Repeat every record word for word and omit the images.

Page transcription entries
•••••

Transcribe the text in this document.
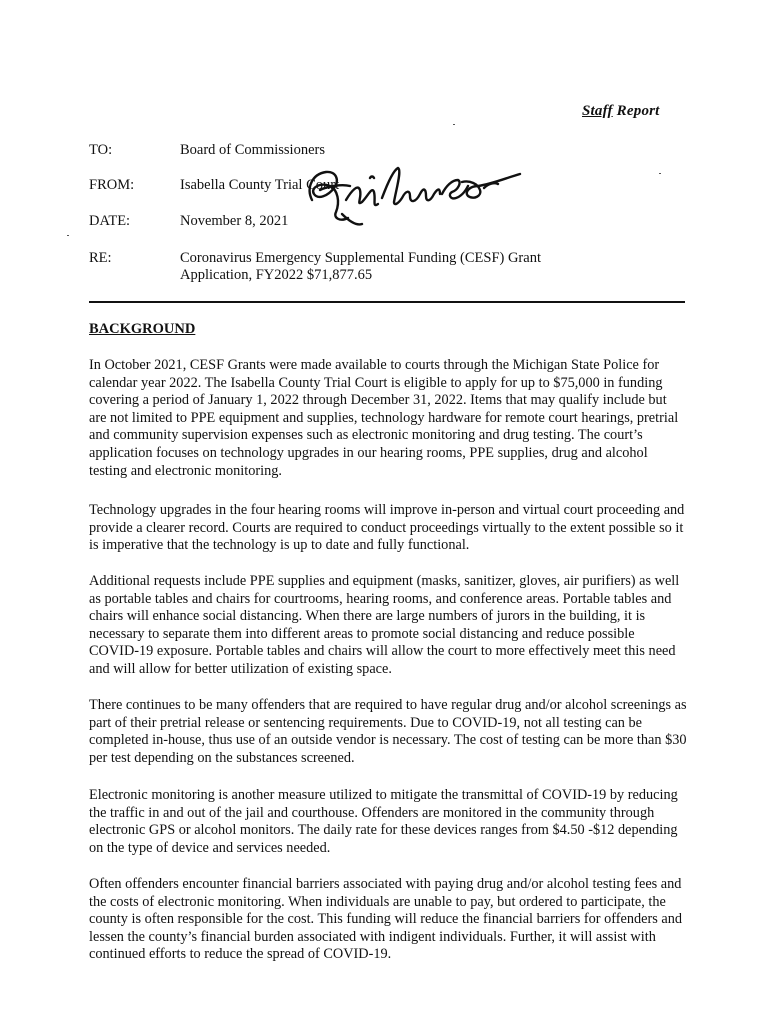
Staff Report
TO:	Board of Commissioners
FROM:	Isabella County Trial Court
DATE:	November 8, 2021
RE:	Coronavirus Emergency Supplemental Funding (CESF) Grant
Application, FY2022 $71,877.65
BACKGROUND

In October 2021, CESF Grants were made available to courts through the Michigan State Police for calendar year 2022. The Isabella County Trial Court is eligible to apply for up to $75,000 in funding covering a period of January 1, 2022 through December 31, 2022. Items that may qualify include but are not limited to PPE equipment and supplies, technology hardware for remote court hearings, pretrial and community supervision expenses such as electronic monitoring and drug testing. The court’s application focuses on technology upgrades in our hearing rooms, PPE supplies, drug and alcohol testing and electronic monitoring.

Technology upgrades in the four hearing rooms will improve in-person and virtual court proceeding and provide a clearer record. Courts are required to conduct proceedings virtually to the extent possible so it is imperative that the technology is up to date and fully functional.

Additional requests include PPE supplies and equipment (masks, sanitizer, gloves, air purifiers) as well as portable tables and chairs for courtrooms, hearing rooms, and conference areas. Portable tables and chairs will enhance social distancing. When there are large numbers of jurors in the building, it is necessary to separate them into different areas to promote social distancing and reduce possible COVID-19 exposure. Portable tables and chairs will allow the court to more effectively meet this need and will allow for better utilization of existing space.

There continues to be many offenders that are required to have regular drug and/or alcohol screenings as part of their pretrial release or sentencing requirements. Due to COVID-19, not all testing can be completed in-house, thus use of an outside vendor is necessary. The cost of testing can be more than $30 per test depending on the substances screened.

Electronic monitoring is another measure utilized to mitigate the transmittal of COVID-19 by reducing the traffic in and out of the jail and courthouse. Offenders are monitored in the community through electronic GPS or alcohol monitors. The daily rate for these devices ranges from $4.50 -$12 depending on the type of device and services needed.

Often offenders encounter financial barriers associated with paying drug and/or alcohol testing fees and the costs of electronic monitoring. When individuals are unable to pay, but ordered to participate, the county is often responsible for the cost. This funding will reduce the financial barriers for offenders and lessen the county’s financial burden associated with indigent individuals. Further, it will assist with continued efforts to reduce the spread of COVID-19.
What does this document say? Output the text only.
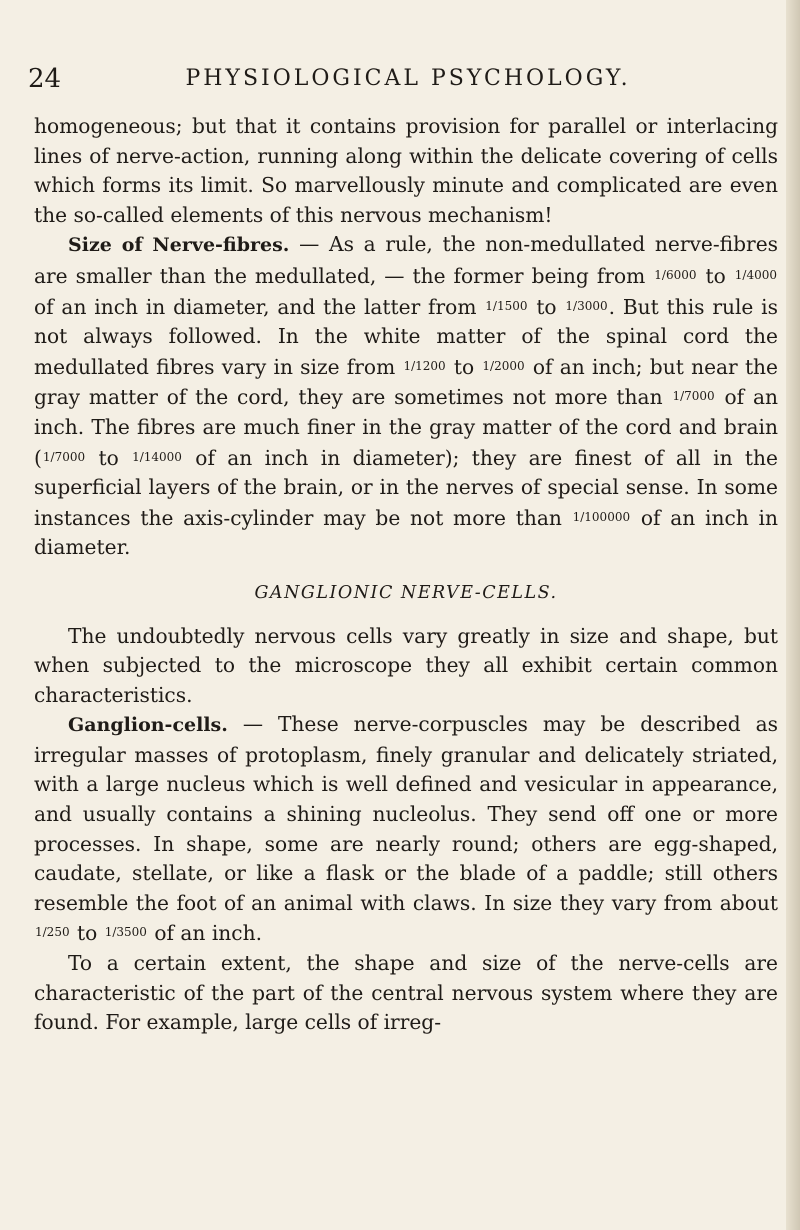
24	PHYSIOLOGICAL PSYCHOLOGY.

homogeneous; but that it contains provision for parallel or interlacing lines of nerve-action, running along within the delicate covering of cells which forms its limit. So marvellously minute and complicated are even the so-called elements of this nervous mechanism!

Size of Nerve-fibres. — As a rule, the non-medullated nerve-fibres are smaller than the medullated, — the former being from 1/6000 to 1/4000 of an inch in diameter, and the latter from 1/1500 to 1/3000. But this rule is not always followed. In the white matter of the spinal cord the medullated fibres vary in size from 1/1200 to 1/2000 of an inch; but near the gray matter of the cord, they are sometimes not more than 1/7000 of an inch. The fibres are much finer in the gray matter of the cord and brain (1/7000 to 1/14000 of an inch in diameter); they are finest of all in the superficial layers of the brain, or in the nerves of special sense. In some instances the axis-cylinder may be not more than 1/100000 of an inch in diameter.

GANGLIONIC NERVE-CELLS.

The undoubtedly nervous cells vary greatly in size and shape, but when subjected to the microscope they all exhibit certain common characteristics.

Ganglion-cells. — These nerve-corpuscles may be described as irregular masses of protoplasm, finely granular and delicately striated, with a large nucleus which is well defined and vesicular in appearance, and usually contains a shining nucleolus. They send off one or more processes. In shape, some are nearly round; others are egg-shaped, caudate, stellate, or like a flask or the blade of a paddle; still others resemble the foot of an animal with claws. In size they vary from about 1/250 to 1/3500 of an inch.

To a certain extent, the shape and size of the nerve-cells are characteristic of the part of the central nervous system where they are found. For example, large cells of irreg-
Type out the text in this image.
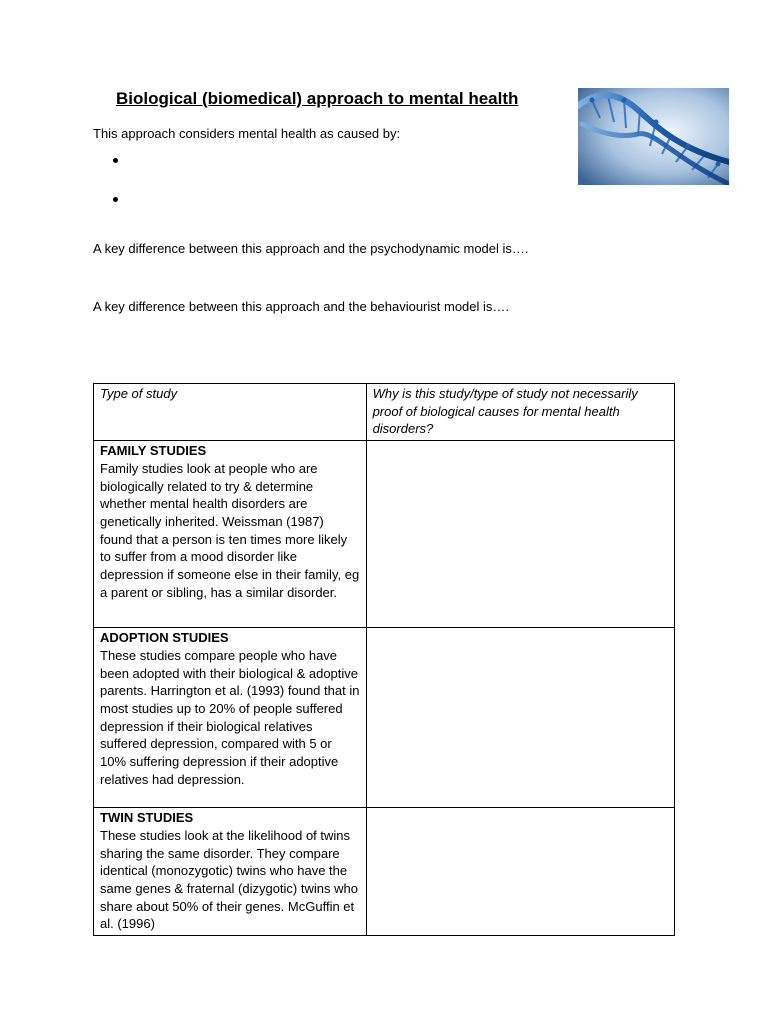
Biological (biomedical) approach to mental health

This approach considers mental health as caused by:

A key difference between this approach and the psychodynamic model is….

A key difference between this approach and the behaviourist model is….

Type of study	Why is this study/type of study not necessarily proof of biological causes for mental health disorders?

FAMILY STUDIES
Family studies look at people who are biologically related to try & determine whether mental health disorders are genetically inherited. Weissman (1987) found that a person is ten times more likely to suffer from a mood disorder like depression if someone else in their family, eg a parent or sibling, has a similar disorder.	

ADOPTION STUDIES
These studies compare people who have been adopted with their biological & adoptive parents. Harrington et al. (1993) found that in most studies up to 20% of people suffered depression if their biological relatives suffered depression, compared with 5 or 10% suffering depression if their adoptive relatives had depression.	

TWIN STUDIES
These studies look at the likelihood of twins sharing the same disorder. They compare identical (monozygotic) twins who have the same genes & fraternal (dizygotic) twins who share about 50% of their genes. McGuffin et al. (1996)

•••••

### Your solution
Transcribe the text in this document.
Staff Report
TO:	Board of Commissioners
FROM:	Isabella County Trial Court
DATE:	November 8, 2021
RE:	Coronavirus Emergency Supplemental Funding (CESF) Grant
Application, FY2022 $71,877.65
BACKGROUND

In October 2021, CESF Grants were made available to courts through the Michigan State Police for calendar year 2022. The Isabella County Trial Court is eligible to apply for up to $75,000 in funding covering a period of January 1, 2022 through December 31, 2022. Items that may qualify include but are not limited to PPE equipment and supplies, technology hardware for remote court hearings, pretrial and community supervision expenses such as electronic monitoring and drug testing. The court’s application focuses on technology upgrades in our hearing rooms, PPE supplies, drug and alcohol testing and electronic monitoring.

Technology upgrades in the four hearing rooms will improve in-person and virtual court proceeding and provide a clearer record. Courts are required to conduct proceedings virtually to the extent possible so it is imperative that the technology is up to date and fully functional.

Additional requests include PPE supplies and equipment (masks, sanitizer, gloves, air purifiers) as well as portable tables and chairs for courtrooms, hearing rooms, and conference areas. Portable tables and chairs will enhance social distancing. When there are large numbers of jurors in the building, it is necessary to separate them into different areas to promote social distancing and reduce possible COVID-19 exposure. Portable tables and chairs will allow the court to more effectively meet this need and will allow for better utilization of existing space.

There continues to be many offenders that are required to have regular drug and/or alcohol screenings as part of their pretrial release or sentencing requirements. Due to COVID-19, not all testing can be completed in-house, thus use of an outside vendor is necessary. The cost of testing can be more than $30 per test depending on the substances screened.

Electronic monitoring is another measure utilized to mitigate the transmittal of COVID-19 by reducing the traffic in and out of the jail and courthouse. Offenders are monitored in the community through electronic GPS or alcohol monitors. The daily rate for these devices ranges from $4.50 -$12 depending on the type of device and services needed.

Often offenders encounter financial barriers associated with paying drug and/or alcohol testing fees and the costs of electronic monitoring. When individuals are unable to pay, but ordered to participate, the county is often responsible for the cost. This funding will reduce the financial barriers for offenders and lessen the county’s financial burden associated with indigent individuals. Further, it will assist with continued efforts to reduce the spread of COVID-19.
What does this document say? Output the text only.
24	PHYSIOLOGICAL PSYCHOLOGY.

homogeneous; but that it contains provision for parallel or interlacing lines of nerve-action, running along within the delicate covering of cells which forms its limit. So marvellously minute and complicated are even the so-called elements of this nervous mechanism!

Size of Nerve-fibres. — As a rule, the non-medullated nerve-fibres are smaller than the medullated, — the former being from 1/6000 to 1/4000 of an inch in diameter, and the latter from 1/1500 to 1/3000. But this rule is not always followed. In the white matter of the spinal cord the medullated fibres vary in size from 1/1200 to 1/2000 of an inch; but near the gray matter of the cord, they are sometimes not more than 1/7000 of an inch. The fibres are much finer in the gray matter of the cord and brain (1/7000 to 1/14000 of an inch in diameter); they are finest of all in the superficial layers of the brain, or in the nerves of special sense. In some instances the axis-cylinder may be not more than 1/100000 of an inch in diameter.

GANGLIONIC NERVE-CELLS.

The undoubtedly nervous cells vary greatly in size and shape, but when subjected to the microscope they all exhibit certain common characteristics.

Ganglion-cells. — These nerve-corpuscles may be described as irregular masses of protoplasm, finely granular and delicately striated, with a large nucleus which is well defined and vesicular in appearance, and usually contains a shining nucleolus. They send off one or more processes. In shape, some are nearly round; others are egg-shaped, caudate, stellate, or like a flask or the blade of a paddle; still others resemble the foot of an animal with claws. In size they vary from about 1/250 to 1/3500 of an inch.

To a certain extent, the shape and size of the nerve-cells are characteristic of the part of the central nervous system where they are found. For example, large cells of irreg-
Type out the text in this image.
Biological (biomedical) approach to mental health

This approach considers mental health as caused by:

A key difference between this approach and the psychodynamic model is….

A key difference between this approach and the behaviourist model is….

Type of study	Why is this study/type of study not necessarily proof of biological causes for mental health disorders?

FAMILY STUDIES
Family studies look at people who are biologically related to try & determine whether mental health disorders are genetically inherited. Weissman (1987) found that a person is ten times more likely to suffer from a mood disorder like depression if someone else in their family, eg a parent or sibling, has a similar disorder.	

ADOPTION STUDIES
These studies compare people who have been adopted with their biological & adoptive parents. Harrington et al. (1993) found that in most studies up to 20% of people suffered depression if their biological relatives suffered depression, compared with 5 or 10% suffering depression if their adoptive relatives had depression.	

TWIN STUDIES
These studies look at the likelihood of twins sharing the same disorder. They compare identical (monozygotic) twins who have the same genes & fraternal (dizygotic) twins who share about 50% of their genes. McGuffin et al. (1996)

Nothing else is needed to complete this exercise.